══ DATA SHOWN ══
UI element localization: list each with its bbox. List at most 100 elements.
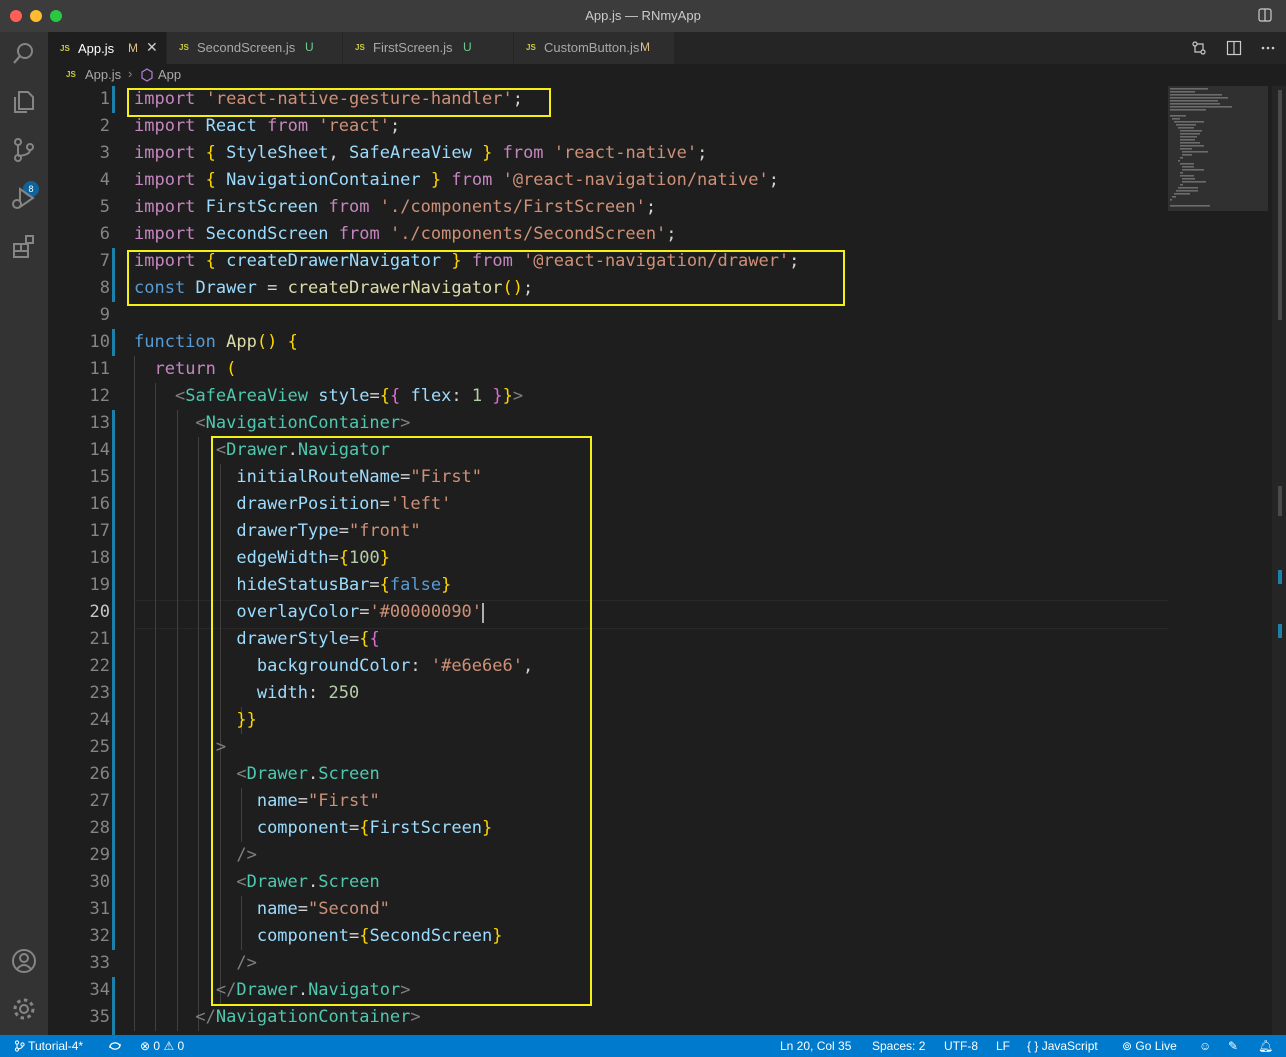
code-line[interactable]: 11 return ( [48,356,1168,383]
code-line[interactable]: 13 <NavigationContainer> [48,410,1168,437]
tab-label: SecondScreen.js [197,40,296,55]
branch-name: Tutorial-4* [28,1039,84,1053]
end-of-line[interactable]: LF [996,1039,1010,1053]
language-mode[interactable]: { } JavaScript [1027,1039,1098,1053]
breadcrumb: JS App.js › App [48,64,1286,86]
files-icon[interactable] [10,88,38,116]
customize-layout-icon[interactable] [1258,8,1272,22]
open-changes-icon[interactable] [1191,40,1207,56]
code-line[interactable]: 2 import React from 'react'; [48,113,1168,140]
code-line[interactable]: 12 <SafeAreaView style={{ flex: 1 }}> [48,383,1168,410]
line-number: 30 [89,872,110,892]
code-line[interactable]: 9 [48,302,1168,329]
language-label: JavaScript [1041,1039,1098,1053]
line-number: 8 [99,278,110,298]
code-text: import SecondScreen from './components/S… [134,224,677,244]
cursor-position[interactable]: Ln 20, Col 35 [780,1039,851,1053]
line-number: 22 [89,656,110,676]
tab-secondscreen-js[interactable]: JS SecondScreen.js U [167,32,343,64]
line-number: 23 [89,683,110,703]
branch-indicator[interactable]: Tutorial-4* [14,1039,83,1053]
git-branch-icon [14,1040,25,1052]
line-number: 20 [89,602,110,622]
editor-actions [1191,40,1276,61]
javascript-file-icon: JS [526,43,536,52]
javascript-file-icon: JS [60,44,70,53]
tab-git-status: M [640,40,650,54]
close-tab-icon[interactable]: ✕ [146,39,158,56]
code-editor[interactable]: 1 import 'react-native-gesture-handler'; 2… [48,86,1286,1035]
code-text: <SafeAreaView style={{ flex: 1 }}> [174,386,524,406]
highlight-box-gesture-import [127,88,551,117]
error-count: 0 [153,1039,161,1053]
tab-git-status: M [128,41,138,55]
line-number: 14 [89,440,110,460]
copilot-icon[interactable]: ☺ [1199,1039,1211,1053]
minimap[interactable] [1168,86,1268,1035]
line-number: 7 [99,251,110,271]
tab-custombutton-js[interactable]: JS CustomButton.js M [514,32,675,64]
more-actions-icon[interactable] [1260,40,1276,56]
feedback-icon[interactable]: ✎ [1228,1039,1238,1053]
line-number: 9 [99,305,110,325]
line-number: 17 [89,521,110,541]
line-number: 29 [89,845,110,865]
code-text: function App() { [134,332,298,352]
source-control-icon[interactable] [10,136,38,164]
code-line[interactable]: 35 </NavigationContainer> [48,1004,1168,1031]
tab-label: App.js [78,41,115,56]
error-icon: ⊗ [140,1039,151,1053]
window-title: App.js — RNmyApp [585,8,701,23]
warning-count: 0 [177,1039,185,1053]
line-number: 15 [89,467,110,487]
line-number: 31 [89,899,110,919]
sync-icon[interactable] [108,1040,122,1052]
title-bar: App.js — RNmyApp [0,0,1286,33]
code-line[interactable]: 4 import { NavigationContainer } from '@r… [48,167,1168,194]
code-text: import { StyleSheet, SafeAreaView } from… [134,143,708,163]
code-text: import React from 'react'; [134,116,401,136]
search-icon[interactable] [10,40,38,68]
go-live-label: Go Live [1135,1039,1177,1053]
split-editor-icon[interactable] [1226,40,1242,56]
tab-label: CustomButton.js [544,40,640,55]
line-number: 4 [99,170,110,190]
notifications-bell-icon[interactable]: 🔔︎ [1258,1039,1273,1053]
tab-firstscreen-js[interactable]: JS FirstScreen.js U [343,32,514,64]
code-line[interactable]: 10 function App() { [48,329,1168,356]
line-number: 35 [89,1007,110,1027]
javascript-file-icon: JS [66,70,76,79]
line-number: 32 [89,926,110,946]
tab-label: FirstScreen.js [373,40,453,55]
line-number: 3 [99,143,110,163]
breadcrumb-symbol[interactable]: App [158,67,181,82]
extensions-icon[interactable] [10,232,38,260]
breadcrumb-file[interactable]: App.js [85,67,121,82]
broadcast-icon: ⊚ [1122,1039,1133,1053]
tab-git-status: U [305,40,314,54]
problems-indicator[interactable]: ⊗ 0 ⚠ 0 [140,1039,184,1053]
code-line[interactable]: 3 import { StyleSheet, SafeAreaView } fro… [48,140,1168,167]
line-number: 21 [89,629,110,649]
code-text: return ( [154,359,237,379]
code-line[interactable]: 5 import FirstScreen from './components/F… [48,194,1168,221]
line-number: 25 [89,737,110,757]
line-number: 12 [89,386,110,406]
run-debug-icon[interactable] [10,184,38,212]
line-number: 2 [99,116,110,136]
settings-gear-icon[interactable] [10,995,38,1023]
line-number: 10 [89,332,110,352]
braces-icon: { } [1027,1039,1039,1053]
indentation[interactable]: Spaces: 2 [872,1039,925,1053]
code-line[interactable]: 6 import SecondScreen from './components/… [48,221,1168,248]
symbol-method-icon [141,68,153,82]
vertical-scrollbar[interactable] [1272,86,1286,1035]
line-number: 33 [89,953,110,973]
account-icon[interactable] [10,947,38,975]
code-text: </NavigationContainer> [195,1007,421,1027]
tab-app-js[interactable]: JS App.js M ✕ [48,32,167,65]
encoding[interactable]: UTF-8 [944,1039,978,1053]
javascript-file-icon: JS [355,43,365,52]
go-live-button[interactable]: ⊚ Go Live [1122,1039,1177,1053]
tab-git-status: U [463,40,472,54]
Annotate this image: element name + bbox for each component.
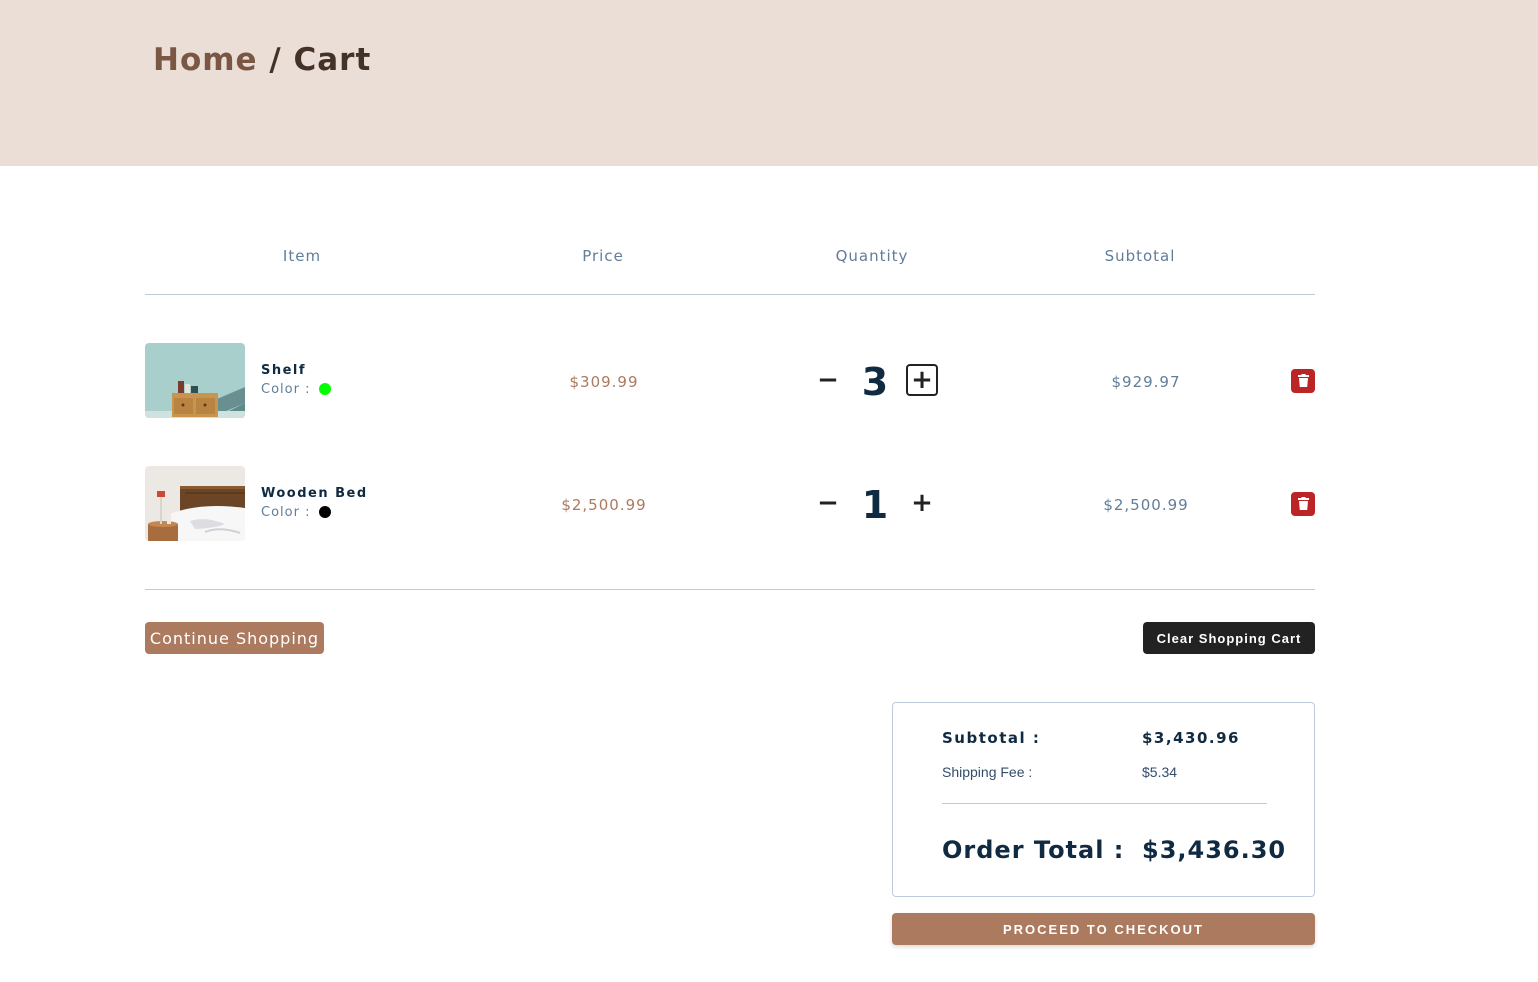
- increase-quantity-button[interactable]: +: [906, 487, 938, 519]
- item-name: Shelf: [261, 363, 307, 378]
- page-hero: Home / Cart: [0, 0, 1538, 166]
- cart-item-row: Wooden Bed Color : $2,500.99 − 1 + $2,50…: [145, 466, 1315, 542]
- item-color-label: Color :: [261, 382, 311, 397]
- item-quantity: 1: [861, 483, 889, 527]
- cart-item-row: Shelf Color : $309.99 − 3 + $929.97: [145, 343, 1315, 419]
- remove-item-button[interactable]: [1291, 369, 1315, 393]
- breadcrumb: Home / Cart: [153, 42, 371, 78]
- breadcrumb-home-link[interactable]: Home: [153, 42, 258, 78]
- decrease-quantity-button[interactable]: −: [812, 487, 844, 519]
- item-name: Wooden Bed: [261, 486, 368, 501]
- order-total-label: Order Total :: [942, 836, 1125, 864]
- color-swatch: [319, 506, 331, 518]
- item-color-label: Color :: [261, 505, 311, 520]
- continue-shopping-button[interactable]: Continue Shopping: [145, 622, 324, 654]
- header-divider: [145, 294, 1315, 295]
- proceed-to-checkout-button[interactable]: PROCEED TO CHECKOUT: [892, 913, 1315, 945]
- bed-photo: [145, 466, 245, 541]
- column-header-price: Price: [582, 247, 624, 265]
- items-divider: [145, 589, 1315, 590]
- summary-divider: [942, 803, 1267, 804]
- column-header-item: Item: [282, 247, 322, 265]
- increase-quantity-button[interactable]: +: [906, 364, 938, 396]
- item-subtotal: $2,500.99: [1103, 496, 1189, 514]
- shipping-fee-label: Shipping Fee :: [942, 764, 1033, 780]
- trash-icon: [1297, 497, 1309, 510]
- decrease-quantity-button[interactable]: −: [812, 364, 844, 396]
- item-subtotal: $929.97: [1111, 373, 1181, 391]
- shelf-photo: [145, 343, 245, 418]
- breadcrumb-separator: /: [257, 42, 294, 78]
- column-header-subtotal: Subtotal: [1104, 247, 1176, 265]
- trash-icon: [1297, 374, 1309, 387]
- order-summary: Subtotal : $3,430.96 Shipping Fee : $5.3…: [892, 702, 1315, 897]
- breadcrumb-current: Cart: [293, 42, 372, 78]
- color-swatch: [319, 383, 331, 395]
- item-quantity: 3: [861, 360, 889, 404]
- remove-item-button[interactable]: [1291, 492, 1315, 516]
- subtotal-value: $3,430.96: [1142, 729, 1240, 747]
- shipping-fee-value: $5.34: [1142, 764, 1178, 780]
- column-header-quantity: Quantity: [835, 247, 909, 265]
- order-total-value: $3,436.30: [1142, 836, 1287, 864]
- item-price: $309.99: [569, 373, 639, 391]
- item-price: $2,500.99: [561, 496, 647, 514]
- clear-cart-button[interactable]: Clear Shopping Cart: [1143, 622, 1315, 654]
- subtotal-label: Subtotal :: [942, 729, 1041, 747]
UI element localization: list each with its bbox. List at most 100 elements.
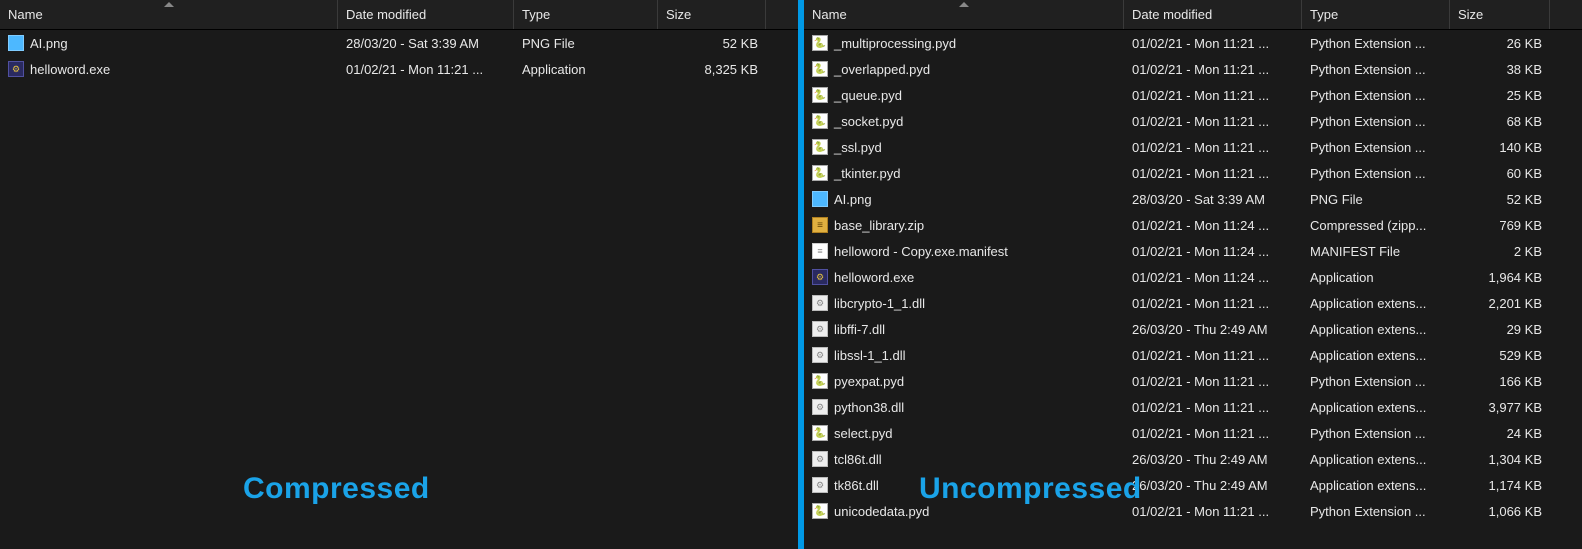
═══
# GIVEN PROBLEM
Reproduce verbatim the lines starting with the line containing "487, 938, 519]" and going on through the line containing "- item-price: $309.99: [569, 373, 639, 391]".

# REPLY
- increase-quantity-button[interactable]: +: [906, 487, 938, 519]
- item-name: Shelf: [261, 363, 307, 378]
- page-hero: Home / Cart: [0, 0, 1538, 166]
- cart-item-row: Wooden Bed Color : $2,500.99 − 1 + $2,50…: [145, 466, 1315, 542]
- item-color-label: Color :: [261, 382, 311, 397]
- item-quantity: 1: [861, 483, 889, 527]
- cart-item-row: Shelf Color : $309.99 − 3 + $929.97: [145, 343, 1315, 419]
- remove-item-button[interactable]: [1291, 369, 1315, 393]
- breadcrumb: Home / Cart: [153, 42, 371, 78]
- breadcrumb-home-link[interactable]: Home: [153, 42, 258, 78]
- decrease-quantity-button[interactable]: −: [812, 487, 844, 519]
- item-name: Wooden Bed: [261, 486, 368, 501]
- order-total-label: Order Total :: [942, 836, 1125, 864]
- color-swatch: [319, 506, 331, 518]
- item-color-label: Color :: [261, 505, 311, 520]
- continue-shopping-button[interactable]: Continue Shopping: [145, 622, 324, 654]
- header-divider: [145, 294, 1315, 295]
- proceed-to-checkout-button[interactable]: PROCEED TO CHECKOUT: [892, 913, 1315, 945]
- bed-photo: [145, 466, 245, 541]
- column-header-price: Price: [582, 247, 624, 265]
- items-divider: [145, 589, 1315, 590]
- summary-divider: [942, 803, 1267, 804]
- column-header-item: Item: [282, 247, 322, 265]
- increase-quantity-button[interactable]: +: [906, 364, 938, 396]
- item-subtotal: $2,500.99: [1103, 496, 1189, 514]
- shipping-fee-label: Shipping Fee :: [942, 764, 1033, 780]
- trash-icon: [1297, 497, 1309, 510]
- decrease-quantity-button[interactable]: −: [812, 364, 844, 396]
- item-subtotal: $929.97: [1111, 373, 1181, 391]
- shelf-photo: [145, 343, 245, 418]
- breadcrumb-separator: /: [257, 42, 294, 78]
- column-header-subtotal: Subtotal: [1104, 247, 1176, 265]
- trash-icon: [1297, 374, 1309, 387]
- order-summary: Subtotal : $3,430.96 Shipping Fee : $5.3…: [892, 702, 1315, 897]
- breadcrumb-current: Cart: [293, 42, 372, 78]
- color-swatch: [319, 383, 331, 395]
- item-quantity: 3: [861, 360, 889, 404]
- remove-item-button[interactable]: [1291, 492, 1315, 516]
- subtotal-value: $3,430.96: [1142, 729, 1240, 747]
- shipping-fee-value: $5.34: [1142, 764, 1178, 780]
- column-header-quantity: Quantity: [835, 247, 909, 265]
- order-total-value: $3,436.30: [1142, 836, 1287, 864]
- item-price: $309.99: [569, 373, 639, 391]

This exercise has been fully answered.